Collection entries:
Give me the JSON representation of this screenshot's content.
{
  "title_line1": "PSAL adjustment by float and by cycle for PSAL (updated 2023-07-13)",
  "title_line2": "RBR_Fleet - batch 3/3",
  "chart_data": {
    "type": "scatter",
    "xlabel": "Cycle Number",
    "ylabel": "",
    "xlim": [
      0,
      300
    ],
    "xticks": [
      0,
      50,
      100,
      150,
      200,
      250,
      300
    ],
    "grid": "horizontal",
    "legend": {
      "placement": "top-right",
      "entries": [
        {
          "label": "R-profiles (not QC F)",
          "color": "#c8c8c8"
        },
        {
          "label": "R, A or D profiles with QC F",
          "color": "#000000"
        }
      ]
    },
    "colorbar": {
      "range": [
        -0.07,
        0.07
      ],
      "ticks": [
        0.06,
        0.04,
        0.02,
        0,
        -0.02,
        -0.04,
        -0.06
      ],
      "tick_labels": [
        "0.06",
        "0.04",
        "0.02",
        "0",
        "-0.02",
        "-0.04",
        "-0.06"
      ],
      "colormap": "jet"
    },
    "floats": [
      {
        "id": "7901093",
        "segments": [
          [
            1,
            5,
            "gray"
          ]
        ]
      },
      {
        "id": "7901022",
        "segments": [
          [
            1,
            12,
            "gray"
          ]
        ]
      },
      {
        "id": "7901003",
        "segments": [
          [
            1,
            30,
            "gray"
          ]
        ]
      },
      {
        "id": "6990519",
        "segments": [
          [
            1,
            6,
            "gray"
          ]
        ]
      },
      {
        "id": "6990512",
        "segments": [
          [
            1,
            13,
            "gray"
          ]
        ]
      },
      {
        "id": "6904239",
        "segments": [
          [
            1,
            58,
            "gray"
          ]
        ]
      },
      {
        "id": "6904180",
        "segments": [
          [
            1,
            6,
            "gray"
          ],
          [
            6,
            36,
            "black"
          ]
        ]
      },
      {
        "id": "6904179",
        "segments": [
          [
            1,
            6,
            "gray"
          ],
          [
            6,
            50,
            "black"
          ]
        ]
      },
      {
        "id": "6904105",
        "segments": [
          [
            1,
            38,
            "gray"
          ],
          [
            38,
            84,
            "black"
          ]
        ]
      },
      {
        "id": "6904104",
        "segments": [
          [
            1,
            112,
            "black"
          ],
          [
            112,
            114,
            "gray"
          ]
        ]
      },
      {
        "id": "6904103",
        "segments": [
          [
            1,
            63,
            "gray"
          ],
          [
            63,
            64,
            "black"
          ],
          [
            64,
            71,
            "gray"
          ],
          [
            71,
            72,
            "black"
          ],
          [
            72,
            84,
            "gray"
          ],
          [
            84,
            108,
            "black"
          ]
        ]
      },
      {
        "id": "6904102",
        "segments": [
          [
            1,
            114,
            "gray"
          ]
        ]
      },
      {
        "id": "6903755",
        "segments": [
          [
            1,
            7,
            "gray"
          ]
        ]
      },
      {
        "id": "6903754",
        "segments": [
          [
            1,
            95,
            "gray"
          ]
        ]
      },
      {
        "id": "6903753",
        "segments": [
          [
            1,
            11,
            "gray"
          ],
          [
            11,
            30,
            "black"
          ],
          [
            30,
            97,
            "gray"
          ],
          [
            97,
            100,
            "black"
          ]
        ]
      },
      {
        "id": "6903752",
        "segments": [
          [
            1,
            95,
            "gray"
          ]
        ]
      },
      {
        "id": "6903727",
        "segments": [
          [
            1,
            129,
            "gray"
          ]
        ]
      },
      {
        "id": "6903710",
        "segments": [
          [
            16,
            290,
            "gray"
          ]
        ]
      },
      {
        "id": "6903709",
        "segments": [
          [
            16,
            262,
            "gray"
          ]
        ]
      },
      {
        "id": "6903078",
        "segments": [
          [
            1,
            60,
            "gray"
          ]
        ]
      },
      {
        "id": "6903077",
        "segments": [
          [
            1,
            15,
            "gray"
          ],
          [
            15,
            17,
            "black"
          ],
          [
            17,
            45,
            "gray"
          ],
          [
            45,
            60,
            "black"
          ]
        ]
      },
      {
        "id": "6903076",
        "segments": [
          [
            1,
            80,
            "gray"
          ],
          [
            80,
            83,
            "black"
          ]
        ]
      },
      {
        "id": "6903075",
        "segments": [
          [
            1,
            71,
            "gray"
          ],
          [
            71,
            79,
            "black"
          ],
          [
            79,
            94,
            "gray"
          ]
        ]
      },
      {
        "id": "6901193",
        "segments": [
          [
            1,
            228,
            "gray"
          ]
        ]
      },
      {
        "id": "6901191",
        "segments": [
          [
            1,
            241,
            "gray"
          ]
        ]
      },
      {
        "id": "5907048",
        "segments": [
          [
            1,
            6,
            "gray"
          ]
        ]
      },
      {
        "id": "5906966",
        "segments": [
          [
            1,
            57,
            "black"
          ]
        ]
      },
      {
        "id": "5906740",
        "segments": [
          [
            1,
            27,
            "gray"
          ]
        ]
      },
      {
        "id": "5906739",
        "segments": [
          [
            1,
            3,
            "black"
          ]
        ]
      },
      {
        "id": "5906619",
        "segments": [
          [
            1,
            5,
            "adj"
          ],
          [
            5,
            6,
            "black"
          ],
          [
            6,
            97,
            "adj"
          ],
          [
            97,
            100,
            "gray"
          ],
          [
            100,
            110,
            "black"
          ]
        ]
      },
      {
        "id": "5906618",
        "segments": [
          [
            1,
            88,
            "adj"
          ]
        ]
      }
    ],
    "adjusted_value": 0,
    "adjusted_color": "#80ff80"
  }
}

**THE TASK**. Output the listing above word for word.

**EXPECTED ANSWER**.
Give me the JSON representation of this screenshot's content.
{
  "title_line1": "PSAL adjustment by float and by cycle for PSAL (updated 2023-07-13)",
  "title_line2": "RBR_Fleet - batch 3/3",
  "chart_data": {
    "type": "scatter",
    "xlabel": "Cycle Number",
    "ylabel": "",
    "xlim": [
      0,
      300
    ],
    "xticks": [
      0,
      50,
      100,
      150,
      200,
      250,
      300
    ],
    "grid": "horizontal",
    "legend": {
      "placement": "top-right",
      "entries": [
        {
          "label": "R-profiles (not QC F)",
          "color": "#c8c8c8"
        },
        {
          "label": "R, A or D profiles with QC F",
          "color": "#000000"
        }
      ]
    },
    "colorbar": {
      "range": [
        -0.07,
        0.07
      ],
      "ticks": [
        0.06,
        0.04,
        0.02,
        0,
        -0.02,
        -0.04,
        -0.06
      ],
      "tick_labels": [
        "0.06",
        "0.04",
        "0.02",
        "0",
        "-0.02",
        "-0.04",
        "-0.06"
      ],
      "colormap": "jet"
    },
    "floats": [
      {
        "id": "7901093",
        "segments": [
          [
            1,
            5,
            "gray"
          ]
        ]
      },
      {
        "id": "7901022",
        "segments": [
          [
            1,
            12,
            "gray"
          ]
        ]
      },
      {
        "id": "7901003",
        "segments": [
          [
            1,
            30,
            "gray"
          ]
        ]
      },
      {
        "id": "6990519",
        "segments": [
          [
            1,
            6,
            "gray"
          ]
        ]
      },
      {
        "id": "6990512",
        "segments": [
          [
            1,
            13,
            "gray"
          ]
        ]
      },
      {
        "id": "6904239",
        "segments": [
          [
            1,
            58,
            "gray"
          ]
        ]
      },
      {
        "id": "6904180",
        "segments": [
          [
            1,
            6,
            "gray"
          ],
          [
            6,
            36,
            "black"
          ]
        ]
      },
      {
        "id": "6904179",
        "segments": [
          [
            1,
            6,
            "gray"
          ],
          [
            6,
            50,
            "black"
          ]
        ]
      },
      {
        "id": "6904105",
        "segments": [
          [
            1,
            38,
            "gray"
          ],
          [
            38,
            84,
            "black"
          ]
        ]
      },
      {
        "id": "6904104",
        "segments": [
          [
            1,
            112,
            "black"
          ],
          [
            112,
            114,
            "gray"
          ]
        ]
      },
      {
        "id": "6904103",
        "segments": [
          [
            1,
            63,
            "gray"
          ],
          [
            63,
            64,
            "black"
          ],
          [
            64,
            71,
            "gray"
          ],
          [
            71,
            72,
            "black"
          ],
          [
            72,
            84,
            "gray"
          ],
          [
            84,
            108,
            "black"
          ]
        ]
      },
      {
        "id": "6904102",
        "segments": [
          [
            1,
            114,
            "gray"
          ]
        ]
      },
      {
        "id": "6903755",
        "segments": [
          [
            1,
            7,
            "gray"
          ]
        ]
      },
      {
        "id": "6903754",
        "segments": [
          [
            1,
            95,
            "gray"
          ]
        ]
      },
      {
        "id": "6903753",
        "segments": [
          [
            1,
            11,
            "gray"
          ],
          [
            11,
            30,
            "black"
          ],
          [
            30,
            97,
            "gray"
          ],
          [
            97,
            100,
            "black"
          ]
        ]
      },
      {
        "id": "6903752",
        "segments": [
          [
            1,
            95,
            "gray"
          ]
        ]
      },
      {
        "id": "6903727",
        "segments": [
          [
            1,
            129,
            "gray"
          ]
        ]
      },
      {
        "id": "6903710",
        "segments": [
          [
            16,
            290,
            "gray"
          ]
        ]
      },
      {
        "id": "6903709",
        "segments": [
          [
            16,
            262,
            "gray"
          ]
        ]
      },
      {
        "id": "6903078",
        "segments": [
          [
            1,
            60,
            "gray"
          ]
        ]
      },
      {
        "id": "6903077",
        "segments": [
          [
            1,
            15,
            "gray"
          ],
          [
            15,
            17,
            "black"
          ],
          [
            17,
            45,
            "gray"
          ],
          [
            45,
            60,
            "black"
          ]
        ]
      },
      {
        "id": "6903076",
        "segments": [
          [
            1,
            80,
            "gray"
          ],
          [
            80,
            83,
            "black"
          ]
        ]
      },
      {
        "id": "6903075",
        "segments": [
          [
            1,
            71,
            "gray"
          ],
          [
            71,
            79,
            "black"
          ],
          [
            79,
            94,
            "gray"
          ]
        ]
      },
      {
        "id": "6901193",
        "segments": [
          [
            1,
            228,
            "gray"
          ]
        ]
      },
      {
        "id": "6901191",
        "segments": [
          [
            1,
            241,
            "gray"
          ]
        ]
      },
      {
        "id": "5907048",
        "segments": [
          [
            1,
            6,
            "gray"
          ]
        ]
      },
      {
        "id": "5906966",
        "segments": [
          [
            1,
            57,
            "black"
          ]
        ]
      },
      {
        "id": "5906740",
        "segments": [
          [
            1,
            27,
            "gray"
          ]
        ]
      },
      {
        "id": "5906739",
        "segments": [
          [
            1,
            3,
            "black"
          ]
        ]
      },
      {
        "id": "5906619",
        "segments": [
          [
            1,
            5,
            "adj"
          ],
          [
            5,
            6,
            "black"
          ],
          [
            6,
            97,
            "adj"
          ],
          [
            97,
            100,
            "gray"
          ],
          [
            100,
            110,
            "black"
          ]
        ]
      },
      {
        "id": "5906618",
        "segments": [
          [
            1,
            88,
            "adj"
          ]
        ]
      }
    ],
    "adjusted_value": 0,
    "adjusted_color": "#80ff80"
  }
}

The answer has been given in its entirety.